What the exercise asks:
Would you write out the listing verbatim and skip every picture in it?

Stored data:
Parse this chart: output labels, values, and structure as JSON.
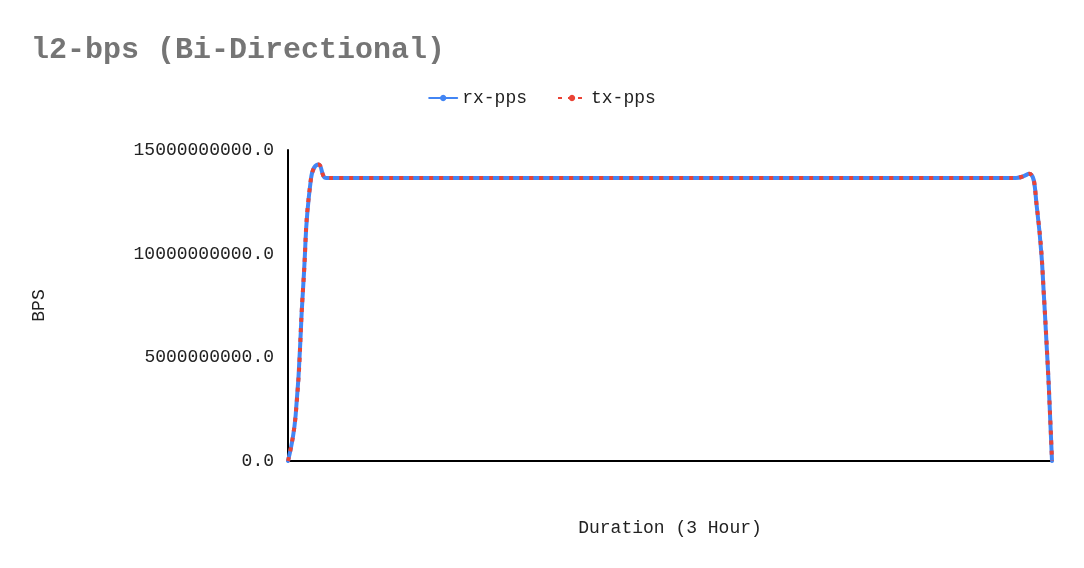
{
  "chart_data": {
    "type": "line",
    "title": "l2-bps (Bi-Directional)",
    "xlabel": "Duration (3 Hour)",
    "ylabel": "BPS",
    "categories": [
      null,
      null,
      null,
      null,
      null,
      null,
      null,
      null,
      null,
      null,
      null,
      null,
      null,
      null,
      null,
      null,
      null,
      null,
      null,
      null,
      null,
      null,
      null,
      null,
      null,
      null,
      null,
      null,
      null,
      null,
      null,
      null,
      null,
      null,
      null,
      null,
      null,
      null,
      null,
      null,
      null,
      null,
      null,
      null,
      null,
      null,
      null,
      null,
      null,
      null,
      null,
      null,
      null,
      null,
      null,
      null,
      null,
      null,
      null,
      null,
      null,
      null,
      null,
      null,
      null,
      null,
      null,
      null,
      null,
      null,
      null,
      null,
      null,
      null,
      null,
      null,
      null,
      null,
      null,
      null,
      null,
      null,
      null,
      null,
      null,
      null,
      null,
      null,
      null,
      null,
      null,
      null,
      null,
      null,
      null,
      null,
      null,
      null,
      null,
      null,
      null
    ],
    "series": [
      {
        "name": "rx-pps",
        "color": "#4285f4",
        "line_style": "solid",
        "values": [
          0,
          2200000000,
          8500000000,
          13600000000,
          14300000000,
          13650000000,
          13650000000,
          13650000000,
          13650000000,
          13650000000,
          13650000000,
          13650000000,
          13650000000,
          13650000000,
          13650000000,
          13650000000,
          13650000000,
          13650000000,
          13650000000,
          13650000000,
          13650000000,
          13650000000,
          13650000000,
          13650000000,
          13650000000,
          13650000000,
          13650000000,
          13650000000,
          13650000000,
          13650000000,
          13650000000,
          13650000000,
          13650000000,
          13650000000,
          13650000000,
          13650000000,
          13650000000,
          13650000000,
          13650000000,
          13650000000,
          13650000000,
          13650000000,
          13650000000,
          13650000000,
          13650000000,
          13650000000,
          13650000000,
          13650000000,
          13650000000,
          13650000000,
          13650000000,
          13650000000,
          13650000000,
          13650000000,
          13650000000,
          13650000000,
          13650000000,
          13650000000,
          13650000000,
          13650000000,
          13650000000,
          13650000000,
          13650000000,
          13650000000,
          13650000000,
          13650000000,
          13650000000,
          13650000000,
          13650000000,
          13650000000,
          13650000000,
          13650000000,
          13650000000,
          13650000000,
          13650000000,
          13650000000,
          13650000000,
          13650000000,
          13650000000,
          13650000000,
          13650000000,
          13650000000,
          13650000000,
          13650000000,
          13650000000,
          13650000000,
          13650000000,
          13650000000,
          13650000000,
          13650000000,
          13650000000,
          13650000000,
          13650000000,
          13650000000,
          13650000000,
          13650000000,
          13700000000,
          13850000000,
          12300000000,
          7600000000,
          0
        ]
      },
      {
        "name": "tx-pps",
        "color": "#ea4335",
        "line_style": "dotted",
        "values": [
          0,
          2200000000,
          8500000000,
          13600000000,
          14300000000,
          13650000000,
          13650000000,
          13650000000,
          13650000000,
          13650000000,
          13650000000,
          13650000000,
          13650000000,
          13650000000,
          13650000000,
          13650000000,
          13650000000,
          13650000000,
          13650000000,
          13650000000,
          13650000000,
          13650000000,
          13650000000,
          13650000000,
          13650000000,
          13650000000,
          13650000000,
          13650000000,
          13650000000,
          13650000000,
          13650000000,
          13650000000,
          13650000000,
          13650000000,
          13650000000,
          13650000000,
          13650000000,
          13650000000,
          13650000000,
          13650000000,
          13650000000,
          13650000000,
          13650000000,
          13650000000,
          13650000000,
          13650000000,
          13650000000,
          13650000000,
          13650000000,
          13650000000,
          13650000000,
          13650000000,
          13650000000,
          13650000000,
          13650000000,
          13650000000,
          13650000000,
          13650000000,
          13650000000,
          13650000000,
          13650000000,
          13650000000,
          13650000000,
          13650000000,
          13650000000,
          13650000000,
          13650000000,
          13650000000,
          13650000000,
          13650000000,
          13650000000,
          13650000000,
          13650000000,
          13650000000,
          13650000000,
          13650000000,
          13650000000,
          13650000000,
          13650000000,
          13650000000,
          13650000000,
          13650000000,
          13650000000,
          13650000000,
          13650000000,
          13650000000,
          13650000000,
          13650000000,
          13650000000,
          13650000000,
          13650000000,
          13650000000,
          13650000000,
          13650000000,
          13650000000,
          13650000000,
          13700000000,
          13850000000,
          12300000000,
          7600000000,
          0
        ]
      }
    ],
    "ylim": [
      0,
      15000000000
    ],
    "yticks": [
      {
        "value": 0,
        "label": "0.0"
      },
      {
        "value": 5000000000,
        "label": "5000000000.0"
      },
      {
        "value": 10000000000,
        "label": "10000000000.0"
      },
      {
        "value": 15000000000,
        "label": "15000000000.0"
      }
    ],
    "legend": "top",
    "marker": "none",
    "grid": false
  }
}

Response to the exercise:
Parse this chart: output labels, values, and structure as JSON.
{
  "chart_data": {
    "type": "line",
    "title": "l2-bps (Bi-Directional)",
    "xlabel": "Duration (3 Hour)",
    "ylabel": "BPS",
    "categories": [
      null,
      null,
      null,
      null,
      null,
      null,
      null,
      null,
      null,
      null,
      null,
      null,
      null,
      null,
      null,
      null,
      null,
      null,
      null,
      null,
      null,
      null,
      null,
      null,
      null,
      null,
      null,
      null,
      null,
      null,
      null,
      null,
      null,
      null,
      null,
      null,
      null,
      null,
      null,
      null,
      null,
      null,
      null,
      null,
      null,
      null,
      null,
      null,
      null,
      null,
      null,
      null,
      null,
      null,
      null,
      null,
      null,
      null,
      null,
      null,
      null,
      null,
      null,
      null,
      null,
      null,
      null,
      null,
      null,
      null,
      null,
      null,
      null,
      null,
      null,
      null,
      null,
      null,
      null,
      null,
      null,
      null,
      null,
      null,
      null,
      null,
      null,
      null,
      null,
      null,
      null,
      null,
      null,
      null,
      null,
      null,
      null,
      null,
      null,
      null,
      null
    ],
    "series": [
      {
        "name": "rx-pps",
        "color": "#4285f4",
        "line_style": "solid",
        "values": [
          0,
          2200000000,
          8500000000,
          13600000000,
          14300000000,
          13650000000,
          13650000000,
          13650000000,
          13650000000,
          13650000000,
          13650000000,
          13650000000,
          13650000000,
          13650000000,
          13650000000,
          13650000000,
          13650000000,
          13650000000,
          13650000000,
          13650000000,
          13650000000,
          13650000000,
          13650000000,
          13650000000,
          13650000000,
          13650000000,
          13650000000,
          13650000000,
          13650000000,
          13650000000,
          13650000000,
          13650000000,
          13650000000,
          13650000000,
          13650000000,
          13650000000,
          13650000000,
          13650000000,
          13650000000,
          13650000000,
          13650000000,
          13650000000,
          13650000000,
          13650000000,
          13650000000,
          13650000000,
          13650000000,
          13650000000,
          13650000000,
          13650000000,
          13650000000,
          13650000000,
          13650000000,
          13650000000,
          13650000000,
          13650000000,
          13650000000,
          13650000000,
          13650000000,
          13650000000,
          13650000000,
          13650000000,
          13650000000,
          13650000000,
          13650000000,
          13650000000,
          13650000000,
          13650000000,
          13650000000,
          13650000000,
          13650000000,
          13650000000,
          13650000000,
          13650000000,
          13650000000,
          13650000000,
          13650000000,
          13650000000,
          13650000000,
          13650000000,
          13650000000,
          13650000000,
          13650000000,
          13650000000,
          13650000000,
          13650000000,
          13650000000,
          13650000000,
          13650000000,
          13650000000,
          13650000000,
          13650000000,
          13650000000,
          13650000000,
          13650000000,
          13650000000,
          13700000000,
          13850000000,
          12300000000,
          7600000000,
          0
        ]
      },
      {
        "name": "tx-pps",
        "color": "#ea4335",
        "line_style": "dotted",
        "values": [
          0,
          2200000000,
          8500000000,
          13600000000,
          14300000000,
          13650000000,
          13650000000,
          13650000000,
          13650000000,
          13650000000,
          13650000000,
          13650000000,
          13650000000,
          13650000000,
          13650000000,
          13650000000,
          13650000000,
          13650000000,
          13650000000,
          13650000000,
          13650000000,
          13650000000,
          13650000000,
          13650000000,
          13650000000,
          13650000000,
          13650000000,
          13650000000,
          13650000000,
          13650000000,
          13650000000,
          13650000000,
          13650000000,
          13650000000,
          13650000000,
          13650000000,
          13650000000,
          13650000000,
          13650000000,
          13650000000,
          13650000000,
          13650000000,
          13650000000,
          13650000000,
          13650000000,
          13650000000,
          13650000000,
          13650000000,
          13650000000,
          13650000000,
          13650000000,
          13650000000,
          13650000000,
          13650000000,
          13650000000,
          13650000000,
          13650000000,
          13650000000,
          13650000000,
          13650000000,
          13650000000,
          13650000000,
          13650000000,
          13650000000,
          13650000000,
          13650000000,
          13650000000,
          13650000000,
          13650000000,
          13650000000,
          13650000000,
          13650000000,
          13650000000,
          13650000000,
          13650000000,
          13650000000,
          13650000000,
          13650000000,
          13650000000,
          13650000000,
          13650000000,
          13650000000,
          13650000000,
          13650000000,
          13650000000,
          13650000000,
          13650000000,
          13650000000,
          13650000000,
          13650000000,
          13650000000,
          13650000000,
          13650000000,
          13650000000,
          13650000000,
          13650000000,
          13700000000,
          13850000000,
          12300000000,
          7600000000,
          0
        ]
      }
    ],
    "ylim": [
      0,
      15000000000
    ],
    "yticks": [
      {
        "value": 0,
        "label": "0.0"
      },
      {
        "value": 5000000000,
        "label": "5000000000.0"
      },
      {
        "value": 10000000000,
        "label": "10000000000.0"
      },
      {
        "value": 15000000000,
        "label": "15000000000.0"
      }
    ],
    "legend": "top",
    "marker": "none",
    "grid": false
  }
}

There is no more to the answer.